#### Extracted records:
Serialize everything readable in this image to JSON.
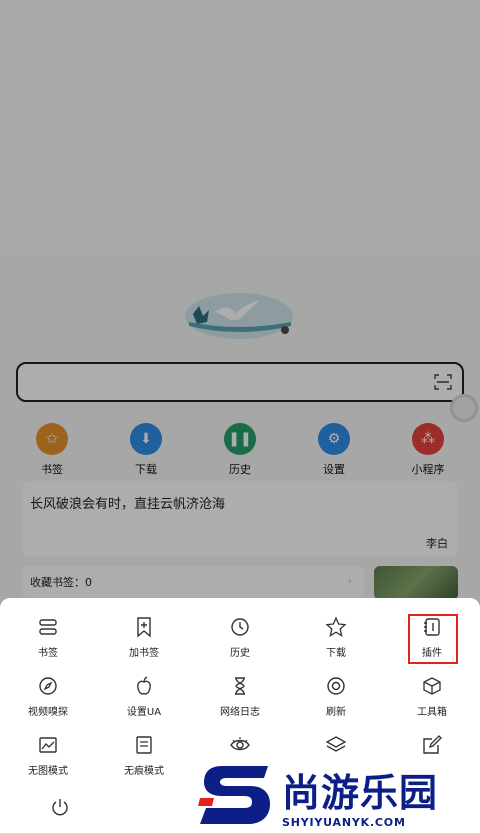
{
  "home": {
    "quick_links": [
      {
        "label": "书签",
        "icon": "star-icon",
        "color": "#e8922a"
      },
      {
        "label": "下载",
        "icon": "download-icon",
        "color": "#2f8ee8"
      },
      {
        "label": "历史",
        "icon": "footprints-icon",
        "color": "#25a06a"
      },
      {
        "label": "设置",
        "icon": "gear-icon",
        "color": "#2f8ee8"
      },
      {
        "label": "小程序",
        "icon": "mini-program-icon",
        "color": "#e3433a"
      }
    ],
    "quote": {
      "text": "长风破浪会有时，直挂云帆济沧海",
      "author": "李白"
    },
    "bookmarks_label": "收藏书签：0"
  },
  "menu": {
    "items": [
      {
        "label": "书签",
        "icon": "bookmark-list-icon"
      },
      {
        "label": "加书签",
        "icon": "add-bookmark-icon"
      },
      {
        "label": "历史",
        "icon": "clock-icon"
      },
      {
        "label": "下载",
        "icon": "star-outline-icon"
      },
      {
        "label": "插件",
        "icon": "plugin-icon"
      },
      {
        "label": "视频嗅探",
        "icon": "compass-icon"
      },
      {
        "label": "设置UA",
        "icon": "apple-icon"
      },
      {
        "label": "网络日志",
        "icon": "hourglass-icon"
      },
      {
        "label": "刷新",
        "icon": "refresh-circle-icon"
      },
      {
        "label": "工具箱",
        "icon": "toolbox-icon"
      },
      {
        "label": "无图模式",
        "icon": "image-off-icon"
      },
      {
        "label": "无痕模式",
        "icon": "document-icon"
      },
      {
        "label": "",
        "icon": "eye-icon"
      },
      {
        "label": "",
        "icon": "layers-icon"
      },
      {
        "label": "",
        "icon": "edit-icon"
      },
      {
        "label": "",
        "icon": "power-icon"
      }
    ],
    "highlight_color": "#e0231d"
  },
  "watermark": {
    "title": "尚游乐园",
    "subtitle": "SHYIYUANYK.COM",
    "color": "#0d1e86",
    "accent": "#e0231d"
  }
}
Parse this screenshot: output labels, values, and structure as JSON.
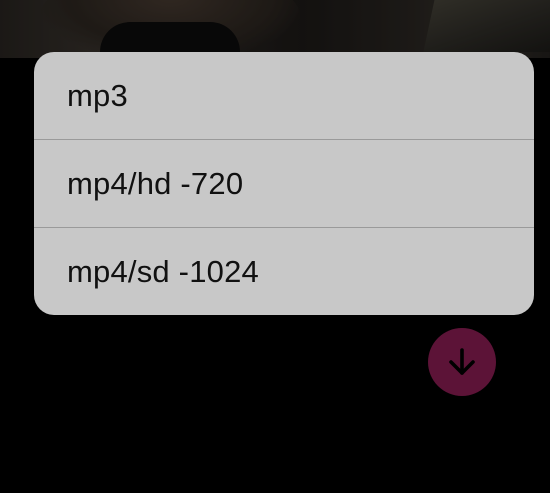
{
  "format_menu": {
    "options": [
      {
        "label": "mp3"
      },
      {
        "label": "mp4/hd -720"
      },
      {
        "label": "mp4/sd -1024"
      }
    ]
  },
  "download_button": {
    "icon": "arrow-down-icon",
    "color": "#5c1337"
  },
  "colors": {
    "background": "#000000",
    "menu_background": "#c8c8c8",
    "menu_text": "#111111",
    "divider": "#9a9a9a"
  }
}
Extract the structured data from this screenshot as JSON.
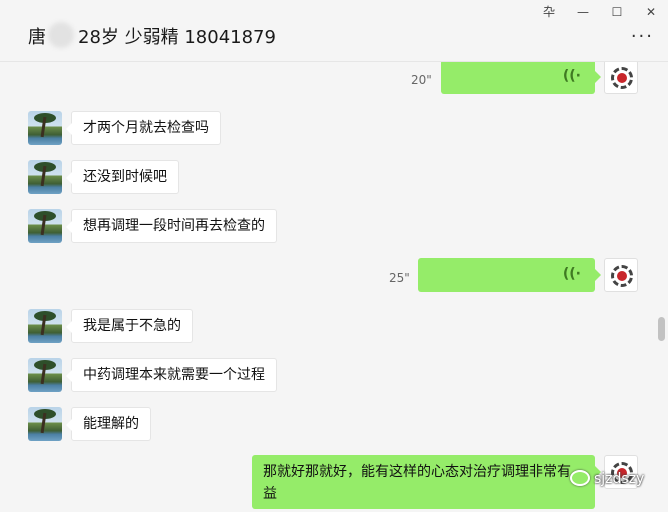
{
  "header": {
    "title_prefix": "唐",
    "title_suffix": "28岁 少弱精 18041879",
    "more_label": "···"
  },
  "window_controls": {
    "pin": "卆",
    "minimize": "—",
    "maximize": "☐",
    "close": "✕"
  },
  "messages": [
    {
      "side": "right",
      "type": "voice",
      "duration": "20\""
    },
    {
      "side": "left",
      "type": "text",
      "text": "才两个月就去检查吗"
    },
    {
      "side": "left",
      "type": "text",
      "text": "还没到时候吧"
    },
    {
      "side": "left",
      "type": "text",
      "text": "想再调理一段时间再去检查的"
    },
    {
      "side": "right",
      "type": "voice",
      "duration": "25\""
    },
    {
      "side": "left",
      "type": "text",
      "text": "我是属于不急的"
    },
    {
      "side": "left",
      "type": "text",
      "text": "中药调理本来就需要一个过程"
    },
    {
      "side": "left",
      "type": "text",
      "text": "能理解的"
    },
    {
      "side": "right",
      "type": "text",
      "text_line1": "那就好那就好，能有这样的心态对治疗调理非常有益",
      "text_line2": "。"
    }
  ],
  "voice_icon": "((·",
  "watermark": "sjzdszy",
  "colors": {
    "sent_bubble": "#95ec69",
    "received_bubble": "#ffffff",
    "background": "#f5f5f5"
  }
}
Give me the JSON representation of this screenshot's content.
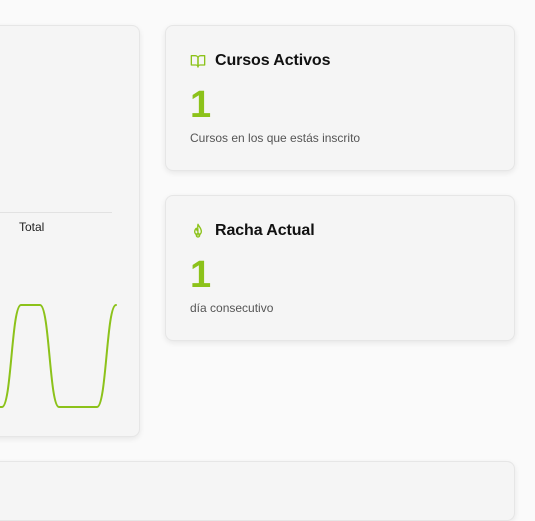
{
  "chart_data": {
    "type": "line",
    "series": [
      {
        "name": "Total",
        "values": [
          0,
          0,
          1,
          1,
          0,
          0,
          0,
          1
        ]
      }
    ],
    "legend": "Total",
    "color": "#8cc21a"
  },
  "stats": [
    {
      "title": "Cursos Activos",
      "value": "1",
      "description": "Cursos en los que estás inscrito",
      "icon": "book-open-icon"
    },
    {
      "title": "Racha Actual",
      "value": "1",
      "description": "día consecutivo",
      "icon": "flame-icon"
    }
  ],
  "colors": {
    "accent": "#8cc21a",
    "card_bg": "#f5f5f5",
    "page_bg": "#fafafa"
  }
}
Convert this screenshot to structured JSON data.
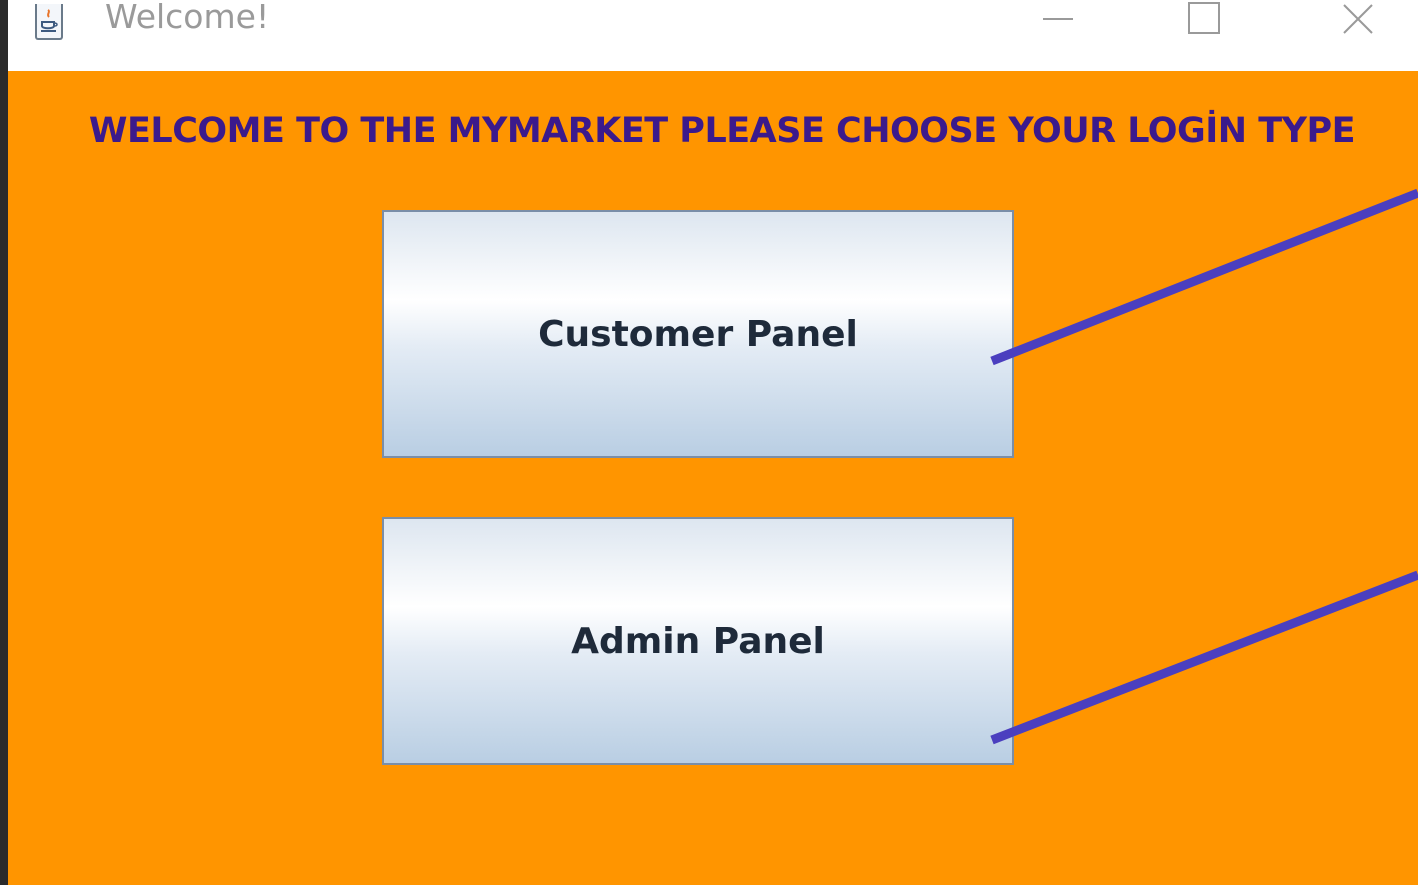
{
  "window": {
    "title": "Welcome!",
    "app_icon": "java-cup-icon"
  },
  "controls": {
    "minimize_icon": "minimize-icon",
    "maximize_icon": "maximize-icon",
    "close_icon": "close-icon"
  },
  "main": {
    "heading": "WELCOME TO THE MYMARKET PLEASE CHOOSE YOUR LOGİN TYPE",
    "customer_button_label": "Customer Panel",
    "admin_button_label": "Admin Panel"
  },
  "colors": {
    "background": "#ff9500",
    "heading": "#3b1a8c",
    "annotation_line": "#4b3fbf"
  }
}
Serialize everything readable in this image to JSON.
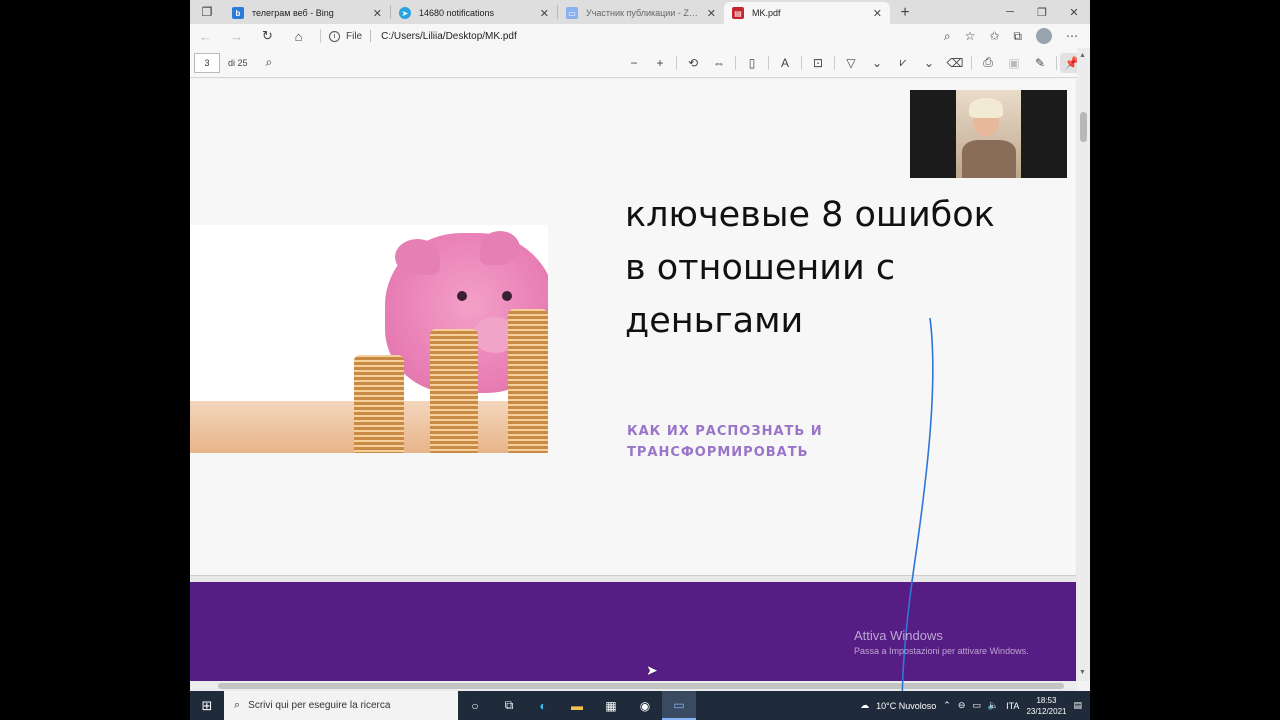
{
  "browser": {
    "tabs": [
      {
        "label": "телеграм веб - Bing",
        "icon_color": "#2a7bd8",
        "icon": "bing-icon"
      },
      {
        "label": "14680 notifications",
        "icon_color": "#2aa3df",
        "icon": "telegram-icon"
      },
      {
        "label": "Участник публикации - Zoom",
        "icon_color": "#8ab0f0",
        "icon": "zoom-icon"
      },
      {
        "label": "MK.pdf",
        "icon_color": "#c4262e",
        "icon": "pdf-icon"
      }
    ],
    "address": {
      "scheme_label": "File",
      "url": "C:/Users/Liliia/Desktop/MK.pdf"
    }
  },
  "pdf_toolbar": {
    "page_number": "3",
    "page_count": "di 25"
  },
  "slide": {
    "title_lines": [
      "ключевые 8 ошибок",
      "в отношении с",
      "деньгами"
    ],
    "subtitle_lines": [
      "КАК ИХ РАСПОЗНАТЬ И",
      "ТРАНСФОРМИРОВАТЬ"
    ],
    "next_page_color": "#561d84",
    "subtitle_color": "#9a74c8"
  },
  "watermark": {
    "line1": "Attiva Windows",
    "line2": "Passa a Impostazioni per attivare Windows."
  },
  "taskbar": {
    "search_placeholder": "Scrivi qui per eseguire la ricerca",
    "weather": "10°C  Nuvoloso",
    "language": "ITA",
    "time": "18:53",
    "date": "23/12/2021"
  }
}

#### Instruction:
Pictures stay out of the copy; please restate every record above exactly.

#### Task response:
Serialize everything readable in this image to JSON.
{
  "home": {
    "quick_links": [
      {
        "label": "书签",
        "icon": "star-icon",
        "color": "#e8922a"
      },
      {
        "label": "下载",
        "icon": "download-icon",
        "color": "#2f8ee8"
      },
      {
        "label": "历史",
        "icon": "footprints-icon",
        "color": "#25a06a"
      },
      {
        "label": "设置",
        "icon": "gear-icon",
        "color": "#2f8ee8"
      },
      {
        "label": "小程序",
        "icon": "mini-program-icon",
        "color": "#e3433a"
      }
    ],
    "quote": {
      "text": "长风破浪会有时，直挂云帆济沧海",
      "author": "李白"
    },
    "bookmarks_label": "收藏书签：0"
  },
  "menu": {
    "items": [
      {
        "label": "书签",
        "icon": "bookmark-list-icon"
      },
      {
        "label": "加书签",
        "icon": "add-bookmark-icon"
      },
      {
        "label": "历史",
        "icon": "clock-icon"
      },
      {
        "label": "下载",
        "icon": "star-outline-icon"
      },
      {
        "label": "插件",
        "icon": "plugin-icon"
      },
      {
        "label": "视频嗅探",
        "icon": "compass-icon"
      },
      {
        "label": "设置UA",
        "icon": "apple-icon"
      },
      {
        "label": "网络日志",
        "icon": "hourglass-icon"
      },
      {
        "label": "刷新",
        "icon": "refresh-circle-icon"
      },
      {
        "label": "工具箱",
        "icon": "toolbox-icon"
      },
      {
        "label": "无图模式",
        "icon": "image-off-icon"
      },
      {
        "label": "无痕模式",
        "icon": "document-icon"
      },
      {
        "label": "",
        "icon": "eye-icon"
      },
      {
        "label": "",
        "icon": "layers-icon"
      },
      {
        "label": "",
        "icon": "edit-icon"
      },
      {
        "label": "",
        "icon": "power-icon"
      }
    ],
    "highlight_color": "#e0231d"
  },
  "watermark": {
    "title": "尚游乐园",
    "subtitle": "SHYIYUANYK.COM",
    "color": "#0d1e86",
    "accent": "#e0231d"
  }
}
Parse this screenshot: output labels, values, and structure as JSON.
{
  "format_menu": {
    "options": [
      {
        "label": "mp3"
      },
      {
        "label": "mp4/hd -720"
      },
      {
        "label": "mp4/sd -1024"
      }
    ]
  },
  "download_button": {
    "icon": "arrow-down-icon",
    "color": "#5c1337"
  },
  "colors": {
    "background": "#000000",
    "menu_background": "#c8c8c8",
    "menu_text": "#111111",
    "divider": "#9a9a9a"
  }
}
Extract the structured data from this screenshot as JSON.
{
  "header": {
    "title_prefix": "唐",
    "title_suffix": "28岁 少弱精 18041879",
    "more_label": "···"
  },
  "window_controls": {
    "pin": "卆",
    "minimize": "—",
    "maximize": "☐",
    "close": "✕"
  },
  "messages": [
    {
      "side": "right",
      "type": "voice",
      "duration": "20\""
    },
    {
      "side": "left",
      "type": "text",
      "text": "才两个月就去检查吗"
    },
    {
      "side": "left",
      "type": "text",
      "text": "还没到时候吧"
    },
    {
      "side": "left",
      "type": "text",
      "text": "想再调理一段时间再去检查的"
    },
    {
      "side": "right",
      "type": "voice",
      "duration": "25\""
    },
    {
      "side": "left",
      "type": "text",
      "text": "我是属于不急的"
    },
    {
      "side": "left",
      "type": "text",
      "text": "中药调理本来就需要一个过程"
    },
    {
      "side": "left",
      "type": "text",
      "text": "能理解的"
    },
    {
      "side": "right",
      "type": "text",
      "text_line1": "那就好那就好，能有这样的心态对治疗调理非常有益",
      "text_line2": "。"
    }
  ],
  "voice_icon": "((·",
  "watermark": "sjzdszy",
  "colors": {
    "sent_bubble": "#95ec69",
    "received_bubble": "#ffffff",
    "background": "#f5f5f5"
  }
}
Give me the JSON representation of this screenshot's content.
{
  "chart_data": {
    "type": "line",
    "series": [
      {
        "name": "Total",
        "values": [
          0,
          0,
          1,
          1,
          0,
          0,
          0,
          1
        ]
      }
    ],
    "legend": "Total",
    "color": "#8cc21a"
  },
  "stats": [
    {
      "title": "Cursos Activos",
      "value": "1",
      "description": "Cursos en los que estás inscrito",
      "icon": "book-open-icon"
    },
    {
      "title": "Racha Actual",
      "value": "1",
      "description": "día consecutivo",
      "icon": "flame-icon"
    }
  ],
  "colors": {
    "accent": "#8cc21a",
    "card_bg": "#f5f5f5",
    "page_bg": "#fafafa"
  }
}
Convert this screenshot to structured JSON data.
{
  "window": {
    "title": "Welcome!",
    "app_icon": "java-cup-icon"
  },
  "controls": {
    "minimize_icon": "minimize-icon",
    "maximize_icon": "maximize-icon",
    "close_icon": "close-icon"
  },
  "main": {
    "heading": "WELCOME TO THE MYMARKET PLEASE CHOOSE YOUR LOGİN TYPE",
    "customer_button_label": "Customer Panel",
    "admin_button_label": "Admin Panel"
  },
  "colors": {
    "background": "#ff9500",
    "heading": "#3b1a8c",
    "annotation_line": "#4b3fbf"
  }
}
Serialize everything readable in this image to JSON.
{
  "browser": {
    "tabs": [
      {
        "label": "телеграм веб - Bing",
        "icon_color": "#2a7bd8",
        "icon": "bing-icon"
      },
      {
        "label": "14680 notifications",
        "icon_color": "#2aa3df",
        "icon": "telegram-icon"
      },
      {
        "label": "Участник публикации - Zoom",
        "icon_color": "#8ab0f0",
        "icon": "zoom-icon"
      },
      {
        "label": "MK.pdf",
        "icon_color": "#c4262e",
        "icon": "pdf-icon"
      }
    ],
    "address": {
      "scheme_label": "File",
      "url": "C:/Users/Liliia/Desktop/MK.pdf"
    }
  },
  "pdf_toolbar": {
    "page_number": "3",
    "page_count": "di 25"
  },
  "slide": {
    "title_lines": [
      "ключевые 8 ошибок",
      "в отношении с",
      "деньгами"
    ],
    "subtitle_lines": [
      "КАК ИХ РАСПОЗНАТЬ И",
      "ТРАНСФОРМИРОВАТЬ"
    ],
    "next_page_color": "#561d84",
    "subtitle_color": "#9a74c8"
  },
  "watermark": {
    "line1": "Attiva Windows",
    "line2": "Passa a Impostazioni per attivare Windows."
  },
  "taskbar": {
    "search_placeholder": "Scrivi qui per eseguire la ricerca",
    "weather": "10°C  Nuvoloso",
    "language": "ITA",
    "time": "18:53",
    "date": "23/12/2021"
  }
}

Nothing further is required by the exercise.